May 27, 2022
AI analysis of social media data shows language related to depression didn't spike after initial pandemic wave
Researchers who analyzed language related to depression on social media during the pandemic say the data suggest people learned to cope as the waves wore on.
University of Alberta researcher Alona Fyshe and her collaborators at the University of Western Ontario hypothesized that depression-related language would spike during each wave of COVID-19. But their study shows that wasn't the case.
"There was a big reaction at the beginning and then people sort of found their new normal," says Fyshe, an assistant professor of computing science and psychology. "It's a message of resilience, people figuring out how to keep on keeping on in a pandemic."
For the study, the researchers turned their attention to online platforms such as Reddit and Twitter. Social media is a useful tool in assessing mental health at the population level, explains Fyshe, a fellow of the Alberta Machine Intelligence Institute and Canada CIFAR AI chair.
The researchers first identified keywords by analyzing the type of language posters were using in discussions on Reddit. The self-identification found in those subreddits and forums isn't replicated in many other social media platforms, Fyshe explains.
"Essentially we trained a machine learning model that can differentiate between the language of people who post to a thread on the topic of depression versus people who don't," says Fyshe.

_____

◆ **ACTIONS TO TAKE**
A. List every role or title the article on depression-related language during the pandemic gives Alona Fyshe.
B. Carry on the article on depression-related language during the pandemic from where it stops.
The rows that come next have nothing to do with the article on depression-related language during the pandemic.

◆ **DATA FOR REVIEW**
_____

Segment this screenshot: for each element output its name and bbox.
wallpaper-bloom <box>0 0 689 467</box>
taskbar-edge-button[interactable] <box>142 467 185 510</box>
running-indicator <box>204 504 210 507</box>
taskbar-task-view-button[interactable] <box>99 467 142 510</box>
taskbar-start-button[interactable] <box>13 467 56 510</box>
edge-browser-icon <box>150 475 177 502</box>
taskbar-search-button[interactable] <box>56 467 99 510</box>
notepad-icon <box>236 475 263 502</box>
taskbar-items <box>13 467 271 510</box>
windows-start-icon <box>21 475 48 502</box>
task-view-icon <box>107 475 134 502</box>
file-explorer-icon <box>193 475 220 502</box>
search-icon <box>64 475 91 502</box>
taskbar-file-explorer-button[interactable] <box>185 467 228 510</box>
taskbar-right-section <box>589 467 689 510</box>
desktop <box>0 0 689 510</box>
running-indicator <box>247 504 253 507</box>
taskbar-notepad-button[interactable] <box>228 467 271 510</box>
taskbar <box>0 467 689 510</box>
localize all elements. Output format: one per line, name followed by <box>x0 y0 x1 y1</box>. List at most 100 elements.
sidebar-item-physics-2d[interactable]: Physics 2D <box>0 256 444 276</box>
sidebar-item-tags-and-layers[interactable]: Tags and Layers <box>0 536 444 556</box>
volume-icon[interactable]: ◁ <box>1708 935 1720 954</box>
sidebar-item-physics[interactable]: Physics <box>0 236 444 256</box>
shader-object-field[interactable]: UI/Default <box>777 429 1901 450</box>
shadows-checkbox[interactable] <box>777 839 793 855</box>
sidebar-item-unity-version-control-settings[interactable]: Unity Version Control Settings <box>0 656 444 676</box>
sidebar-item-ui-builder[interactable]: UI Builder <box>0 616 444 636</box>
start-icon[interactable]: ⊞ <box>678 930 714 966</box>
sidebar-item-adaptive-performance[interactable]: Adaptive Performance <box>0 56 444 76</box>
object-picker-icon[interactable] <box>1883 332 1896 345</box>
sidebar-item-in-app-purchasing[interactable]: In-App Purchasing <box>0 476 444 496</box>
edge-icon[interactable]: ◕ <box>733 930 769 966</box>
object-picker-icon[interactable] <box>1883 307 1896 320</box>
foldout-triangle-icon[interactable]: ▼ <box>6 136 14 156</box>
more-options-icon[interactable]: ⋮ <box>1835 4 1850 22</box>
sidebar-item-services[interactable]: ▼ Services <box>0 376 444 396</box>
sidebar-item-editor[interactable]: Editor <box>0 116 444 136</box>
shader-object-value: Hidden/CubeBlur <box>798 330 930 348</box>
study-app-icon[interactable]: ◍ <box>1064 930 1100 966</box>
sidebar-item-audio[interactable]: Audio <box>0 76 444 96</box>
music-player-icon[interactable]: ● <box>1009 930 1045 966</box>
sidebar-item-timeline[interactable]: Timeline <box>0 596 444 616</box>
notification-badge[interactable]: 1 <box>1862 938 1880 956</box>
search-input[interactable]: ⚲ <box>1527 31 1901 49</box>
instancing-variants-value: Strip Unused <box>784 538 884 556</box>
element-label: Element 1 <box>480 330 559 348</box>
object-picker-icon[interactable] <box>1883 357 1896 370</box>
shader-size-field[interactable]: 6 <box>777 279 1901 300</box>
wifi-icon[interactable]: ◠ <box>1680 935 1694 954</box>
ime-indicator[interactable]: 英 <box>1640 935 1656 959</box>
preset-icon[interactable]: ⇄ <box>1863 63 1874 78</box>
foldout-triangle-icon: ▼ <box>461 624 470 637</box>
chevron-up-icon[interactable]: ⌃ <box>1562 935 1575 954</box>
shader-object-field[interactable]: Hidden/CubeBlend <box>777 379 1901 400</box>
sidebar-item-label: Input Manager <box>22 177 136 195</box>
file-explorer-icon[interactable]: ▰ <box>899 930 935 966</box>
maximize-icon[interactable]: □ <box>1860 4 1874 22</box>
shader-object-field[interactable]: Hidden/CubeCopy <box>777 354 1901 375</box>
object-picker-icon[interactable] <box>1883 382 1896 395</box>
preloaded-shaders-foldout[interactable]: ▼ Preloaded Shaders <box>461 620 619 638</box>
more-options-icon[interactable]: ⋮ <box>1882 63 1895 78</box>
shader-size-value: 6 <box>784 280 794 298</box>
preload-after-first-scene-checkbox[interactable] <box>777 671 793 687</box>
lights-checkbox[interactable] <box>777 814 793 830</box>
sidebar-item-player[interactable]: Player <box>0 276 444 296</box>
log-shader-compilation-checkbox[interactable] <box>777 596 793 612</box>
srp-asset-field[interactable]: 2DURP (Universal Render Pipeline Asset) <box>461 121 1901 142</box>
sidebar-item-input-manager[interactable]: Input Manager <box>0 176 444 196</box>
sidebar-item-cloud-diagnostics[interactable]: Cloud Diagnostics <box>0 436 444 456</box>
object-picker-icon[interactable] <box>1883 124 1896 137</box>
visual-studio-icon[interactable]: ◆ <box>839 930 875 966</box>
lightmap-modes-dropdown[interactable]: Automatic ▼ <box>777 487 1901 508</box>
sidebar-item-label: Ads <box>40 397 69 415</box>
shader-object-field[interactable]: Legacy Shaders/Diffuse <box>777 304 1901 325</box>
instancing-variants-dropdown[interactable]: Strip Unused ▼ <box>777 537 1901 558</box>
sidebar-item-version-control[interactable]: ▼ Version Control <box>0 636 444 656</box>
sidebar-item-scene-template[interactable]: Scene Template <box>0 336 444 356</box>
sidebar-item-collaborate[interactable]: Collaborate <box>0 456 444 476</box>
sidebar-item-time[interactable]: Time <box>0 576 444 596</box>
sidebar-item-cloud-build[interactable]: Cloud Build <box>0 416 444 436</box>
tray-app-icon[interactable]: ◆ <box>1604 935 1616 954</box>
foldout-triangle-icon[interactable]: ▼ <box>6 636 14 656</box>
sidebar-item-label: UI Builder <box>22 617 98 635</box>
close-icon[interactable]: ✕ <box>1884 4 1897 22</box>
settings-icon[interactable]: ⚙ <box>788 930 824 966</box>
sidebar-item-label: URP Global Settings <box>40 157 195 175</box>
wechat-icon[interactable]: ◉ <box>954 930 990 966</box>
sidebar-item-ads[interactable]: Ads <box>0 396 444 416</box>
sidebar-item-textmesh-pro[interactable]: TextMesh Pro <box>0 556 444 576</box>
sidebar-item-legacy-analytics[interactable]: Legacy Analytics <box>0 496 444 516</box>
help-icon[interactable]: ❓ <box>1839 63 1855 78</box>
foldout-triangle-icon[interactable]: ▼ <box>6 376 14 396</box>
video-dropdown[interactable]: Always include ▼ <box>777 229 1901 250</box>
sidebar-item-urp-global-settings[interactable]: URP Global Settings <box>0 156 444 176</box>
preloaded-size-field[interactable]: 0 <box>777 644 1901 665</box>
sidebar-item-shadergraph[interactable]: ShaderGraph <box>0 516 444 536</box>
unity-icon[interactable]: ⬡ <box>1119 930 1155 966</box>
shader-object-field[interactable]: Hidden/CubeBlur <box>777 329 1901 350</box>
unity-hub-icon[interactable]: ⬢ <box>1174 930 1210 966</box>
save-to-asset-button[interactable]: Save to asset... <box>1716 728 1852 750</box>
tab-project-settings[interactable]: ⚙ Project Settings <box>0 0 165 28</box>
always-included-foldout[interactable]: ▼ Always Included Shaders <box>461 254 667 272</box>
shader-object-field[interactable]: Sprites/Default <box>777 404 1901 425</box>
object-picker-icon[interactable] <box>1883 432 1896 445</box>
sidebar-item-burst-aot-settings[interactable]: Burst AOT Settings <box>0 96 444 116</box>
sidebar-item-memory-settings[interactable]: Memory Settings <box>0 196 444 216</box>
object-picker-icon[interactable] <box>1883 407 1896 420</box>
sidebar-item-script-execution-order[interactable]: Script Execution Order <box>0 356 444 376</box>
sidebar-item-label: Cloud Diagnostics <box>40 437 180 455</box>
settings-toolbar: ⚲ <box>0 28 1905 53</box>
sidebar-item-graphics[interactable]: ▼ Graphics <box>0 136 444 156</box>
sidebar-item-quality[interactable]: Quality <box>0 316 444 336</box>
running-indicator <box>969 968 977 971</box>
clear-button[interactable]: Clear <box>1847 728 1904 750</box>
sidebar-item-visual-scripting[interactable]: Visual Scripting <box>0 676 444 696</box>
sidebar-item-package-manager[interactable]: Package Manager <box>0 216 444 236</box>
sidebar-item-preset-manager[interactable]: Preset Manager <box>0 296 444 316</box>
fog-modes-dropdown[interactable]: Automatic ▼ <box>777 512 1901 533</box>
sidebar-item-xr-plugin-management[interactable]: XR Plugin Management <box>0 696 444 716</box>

_____

◆ **RESPONSES FOR EACH TASK**
A.
- University of Alberta researcher
- Assistant professor of computing science and psychology
- Fellow of the Alberta Machine Intelligence Institute
- Canada CIFAR AI chair

B.
Using this information and the identified keywords, they turned their attention to Twitter. They analyzed data from four cities—Sydney, Mumbai, Seattle and Toronto—with different waves of COVID-19 so they could determine which changes in language were due to global trends and which were local. They restricted the data to areas with a large percentage of English tweets so they could use the same methodology to analyze all the data.
The results were surprising, says Fyshe. In general, spikes in COVID-19 cases and the various waves throughout the pandemic weren't reflected in the data. In fact, the only city with an increase in depression-related language after the first wave was Mumbai, which saw a significant second wave.
Fyshe says the machine learning methods used to scrape Reddit subforums to identify keywords and analyze Twitter data could be applied to a wide range of subjects. For example, when examining data in Seattle, they found strong reactions to the Black Lives Matter movement.
"It was indicative of there being a large change to the general mood—what people were talking about and how people were feeling about the world they lived in."
The research was published in the International Journal of Population Data Science.